- **Set problem**:
Within the listing below, locate all lines containing the word "ffffff". Copy each one.

***** Data shown *****

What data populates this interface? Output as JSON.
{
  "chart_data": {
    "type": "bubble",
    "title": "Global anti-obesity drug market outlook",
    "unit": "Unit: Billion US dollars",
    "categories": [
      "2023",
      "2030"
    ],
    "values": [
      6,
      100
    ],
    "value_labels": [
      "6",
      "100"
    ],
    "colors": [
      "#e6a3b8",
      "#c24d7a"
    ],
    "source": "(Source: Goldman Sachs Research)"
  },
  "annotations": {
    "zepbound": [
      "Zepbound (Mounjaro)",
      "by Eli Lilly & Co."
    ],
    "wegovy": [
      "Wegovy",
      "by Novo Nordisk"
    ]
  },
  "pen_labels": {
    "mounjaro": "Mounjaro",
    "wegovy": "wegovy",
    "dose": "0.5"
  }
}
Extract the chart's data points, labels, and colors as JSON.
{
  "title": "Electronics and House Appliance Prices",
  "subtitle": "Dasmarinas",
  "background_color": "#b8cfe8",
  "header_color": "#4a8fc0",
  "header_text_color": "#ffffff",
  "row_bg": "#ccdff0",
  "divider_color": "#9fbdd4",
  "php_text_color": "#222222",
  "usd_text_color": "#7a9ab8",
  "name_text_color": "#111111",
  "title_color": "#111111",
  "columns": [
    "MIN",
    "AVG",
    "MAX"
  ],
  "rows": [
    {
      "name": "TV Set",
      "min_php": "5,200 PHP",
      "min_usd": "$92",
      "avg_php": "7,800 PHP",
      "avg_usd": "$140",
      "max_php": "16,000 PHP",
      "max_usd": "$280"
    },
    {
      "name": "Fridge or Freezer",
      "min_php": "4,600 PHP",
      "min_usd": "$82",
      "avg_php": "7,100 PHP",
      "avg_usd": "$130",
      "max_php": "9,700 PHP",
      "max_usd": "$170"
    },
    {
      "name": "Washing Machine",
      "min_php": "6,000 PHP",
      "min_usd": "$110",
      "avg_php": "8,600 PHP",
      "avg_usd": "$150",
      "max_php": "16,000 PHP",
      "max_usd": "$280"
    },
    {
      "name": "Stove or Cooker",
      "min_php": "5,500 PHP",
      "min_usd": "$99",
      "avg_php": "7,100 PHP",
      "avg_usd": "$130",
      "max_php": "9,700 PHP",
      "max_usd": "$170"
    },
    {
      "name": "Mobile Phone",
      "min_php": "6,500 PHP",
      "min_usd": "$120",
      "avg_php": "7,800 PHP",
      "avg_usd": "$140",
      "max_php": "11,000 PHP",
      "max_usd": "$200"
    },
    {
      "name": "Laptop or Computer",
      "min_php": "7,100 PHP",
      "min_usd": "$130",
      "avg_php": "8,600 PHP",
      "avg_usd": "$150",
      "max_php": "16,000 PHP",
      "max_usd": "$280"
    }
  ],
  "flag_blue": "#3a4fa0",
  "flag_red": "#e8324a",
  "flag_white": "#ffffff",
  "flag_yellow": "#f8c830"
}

*****

- **Written solution**:
  "header_text_color": "#ffffff",
  "flag_white": "#ffffff",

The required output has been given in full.